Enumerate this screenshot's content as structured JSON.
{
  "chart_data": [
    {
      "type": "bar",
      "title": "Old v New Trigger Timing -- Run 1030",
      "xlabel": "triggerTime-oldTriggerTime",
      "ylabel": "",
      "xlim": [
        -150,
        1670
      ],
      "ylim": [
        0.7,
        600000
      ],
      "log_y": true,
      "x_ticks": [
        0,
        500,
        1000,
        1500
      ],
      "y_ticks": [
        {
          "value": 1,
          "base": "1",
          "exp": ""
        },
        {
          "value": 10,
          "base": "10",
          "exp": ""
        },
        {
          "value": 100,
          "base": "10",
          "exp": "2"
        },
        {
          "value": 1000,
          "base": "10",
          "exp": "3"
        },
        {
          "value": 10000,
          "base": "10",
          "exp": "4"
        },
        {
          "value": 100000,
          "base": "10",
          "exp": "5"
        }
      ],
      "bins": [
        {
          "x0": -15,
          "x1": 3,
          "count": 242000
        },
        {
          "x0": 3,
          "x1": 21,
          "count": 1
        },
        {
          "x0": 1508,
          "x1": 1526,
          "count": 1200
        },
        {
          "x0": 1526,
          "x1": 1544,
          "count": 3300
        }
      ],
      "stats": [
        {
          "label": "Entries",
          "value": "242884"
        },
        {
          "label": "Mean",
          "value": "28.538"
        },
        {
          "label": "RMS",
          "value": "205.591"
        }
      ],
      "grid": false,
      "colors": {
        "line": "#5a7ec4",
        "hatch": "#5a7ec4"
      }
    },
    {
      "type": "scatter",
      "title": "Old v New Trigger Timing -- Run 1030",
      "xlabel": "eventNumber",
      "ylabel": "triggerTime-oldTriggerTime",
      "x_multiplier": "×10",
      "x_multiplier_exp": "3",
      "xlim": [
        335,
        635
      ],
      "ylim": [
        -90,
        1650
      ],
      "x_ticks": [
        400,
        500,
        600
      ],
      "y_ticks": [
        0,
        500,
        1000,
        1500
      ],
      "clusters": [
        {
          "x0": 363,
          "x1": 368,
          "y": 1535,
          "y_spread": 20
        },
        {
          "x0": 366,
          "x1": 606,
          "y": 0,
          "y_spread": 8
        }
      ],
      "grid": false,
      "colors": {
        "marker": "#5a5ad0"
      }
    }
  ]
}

|---|

• [OBJECTIVE] Find every line containing the word "ylabel", then give the total and nothing more.

• [EXPECTED ANSWER] 2